● **TEXTAUSZUG**:
Es handelt sich wahrscheinlich um das am häufigsten reproduzierte Filmplakat überhaupt: das Mädchen aus „Metropolis“ im Glassarg, blau und grün schattiert, die Augen sinnlich geschlossen, der Mund rot pointiert, auf dem Kopf ein Helm, der Assoziationen an die Bubikopffrisur der Entstehungszeit oder an Astronautenhelme weckt. Das Original ist unbezahlbar, aber seit den achtziger Jahren hängt es im Großformat oder wenig kleiner in den Wohnungen vieler, auch von Menschen, die Fritz Langs Film niemals gesehen haben.
Es ist angesichts dieses Bekanntheitsgrades bemerkenswert, daß man über den Schöpfer des Plakats fast nichts weiß. Er hieß Werner Graul, von seinen Lebensdaten ist nur der Zeitpunkt der Geburt – der 18. Oktober 1905 – bekannt. Als junger Mann von einundzwanzig Jahren schuf er sein berühmtestes Werk. Unter den zahlreichen Plakaten, die für „Metropolis“ angefertigt wurden, hat vor allem sein Entwurf überdauert, wurde für den Umschlag der Buchvorlage Thea von Harbous ebenso verwendet wie für das UFA-Magazin, das zur Premiere herauskam. Die außerordentliche Bekanntheit des Motivs war auch darauf zurückzuführen, daß die UFA seit 1927 ein Konzept von corporate identity durchsetzte, das alle Kinobesitzer zwang, die vorgefertigten Plakate auszuhängen.
Der Erfolg muß für Graul überraschend gekommen sein. Vorangegangen waren eine triste Kindheit und Jugend in zerrütteter Familie: der Vater Ingenieur, die dominante Mutter, die ihren Sohn verachtete. Graul war nach eigener Aussage ein miserabler Schüler, verließ das Gymnasium mitten im Ersten Weltkrieg und nahm in seiner Heimatstadt Berlin eine Ausbildung als Maler und Graphiker auf. Zu seinen Lehrern gehörte der berühmte Eugen Spiro, seit 1915 Präsident der Berliner Secession und Professor an der dortigen Kunsthochschule.

● **BEREITGESTELLTE EINTRÄGE**:
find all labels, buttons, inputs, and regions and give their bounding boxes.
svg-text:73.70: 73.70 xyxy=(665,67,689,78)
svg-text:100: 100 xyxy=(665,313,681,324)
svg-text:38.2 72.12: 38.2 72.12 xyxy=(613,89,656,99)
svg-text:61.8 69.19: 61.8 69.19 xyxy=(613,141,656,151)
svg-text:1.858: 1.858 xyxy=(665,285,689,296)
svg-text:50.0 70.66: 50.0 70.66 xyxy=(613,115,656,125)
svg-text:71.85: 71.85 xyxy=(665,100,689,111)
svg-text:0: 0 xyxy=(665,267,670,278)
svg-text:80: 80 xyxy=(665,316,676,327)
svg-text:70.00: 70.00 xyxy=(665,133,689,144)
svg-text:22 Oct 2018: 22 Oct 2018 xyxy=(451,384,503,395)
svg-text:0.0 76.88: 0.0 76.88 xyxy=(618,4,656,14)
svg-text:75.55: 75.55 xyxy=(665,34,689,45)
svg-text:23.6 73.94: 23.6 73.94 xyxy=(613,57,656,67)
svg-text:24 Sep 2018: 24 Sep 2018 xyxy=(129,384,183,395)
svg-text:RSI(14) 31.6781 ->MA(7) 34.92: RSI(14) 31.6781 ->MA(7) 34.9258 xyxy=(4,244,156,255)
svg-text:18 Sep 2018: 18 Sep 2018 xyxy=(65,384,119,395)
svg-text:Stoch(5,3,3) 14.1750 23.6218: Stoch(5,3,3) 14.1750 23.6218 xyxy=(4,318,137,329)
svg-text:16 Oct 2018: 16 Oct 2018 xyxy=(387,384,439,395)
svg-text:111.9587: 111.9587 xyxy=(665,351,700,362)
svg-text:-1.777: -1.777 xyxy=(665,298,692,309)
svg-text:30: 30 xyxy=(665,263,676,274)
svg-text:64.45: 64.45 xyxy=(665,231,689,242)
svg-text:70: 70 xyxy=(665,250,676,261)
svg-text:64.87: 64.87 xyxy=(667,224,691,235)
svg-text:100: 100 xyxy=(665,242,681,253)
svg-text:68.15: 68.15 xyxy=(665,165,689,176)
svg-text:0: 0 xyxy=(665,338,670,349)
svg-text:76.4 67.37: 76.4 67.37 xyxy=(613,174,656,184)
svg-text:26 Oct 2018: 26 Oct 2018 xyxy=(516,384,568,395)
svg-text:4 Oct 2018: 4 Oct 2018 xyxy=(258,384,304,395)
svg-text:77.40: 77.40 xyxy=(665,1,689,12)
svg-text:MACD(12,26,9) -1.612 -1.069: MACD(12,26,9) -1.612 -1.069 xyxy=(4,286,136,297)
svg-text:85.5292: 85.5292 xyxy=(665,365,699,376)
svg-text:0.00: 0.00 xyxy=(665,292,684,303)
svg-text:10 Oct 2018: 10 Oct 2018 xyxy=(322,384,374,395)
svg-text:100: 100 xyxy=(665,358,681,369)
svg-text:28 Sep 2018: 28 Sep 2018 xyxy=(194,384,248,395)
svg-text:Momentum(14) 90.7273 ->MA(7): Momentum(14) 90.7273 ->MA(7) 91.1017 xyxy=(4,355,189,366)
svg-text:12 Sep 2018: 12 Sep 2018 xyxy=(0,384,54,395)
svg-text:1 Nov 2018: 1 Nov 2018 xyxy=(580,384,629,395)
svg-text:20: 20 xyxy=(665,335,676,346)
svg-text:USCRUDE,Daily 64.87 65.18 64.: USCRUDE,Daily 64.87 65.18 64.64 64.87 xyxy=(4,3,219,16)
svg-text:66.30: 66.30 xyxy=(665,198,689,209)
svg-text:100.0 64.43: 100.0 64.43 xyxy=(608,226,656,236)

● **AUFGABE**:
Schreibe aus dem Textauszug über das „Metropolis“-Plakat den Abschnitt wortgetreu ab, beginnend mit „Es handelt sich“ und weiter bis einschließlich „niemals gesehen haben.“. Die Einträge sind eigenständiges Material und gehören nicht zum Textauszug.

● **ENDERGEBNIS**:
Es handelt sich wahrscheinlich um das am häufigsten reproduzierte Filmplakat überhaupt: das Mädchen aus „Metropolis“ im Glassarg, blau und grün schattiert, die Augen sinnlich geschlossen, der Mund rot pointiert, auf dem Kopf ein Helm, der Assoziationen an die Bubikopffrisur der Entstehungszeit oder an Astronautenhelme weckt. Das Original ist unbezahlbar, aber seit den achtziger Jahren hängt es im Großformat oder wenig kleiner in den Wohnungen vieler, auch von Menschen, die Fritz Langs Film niemals gesehen haben.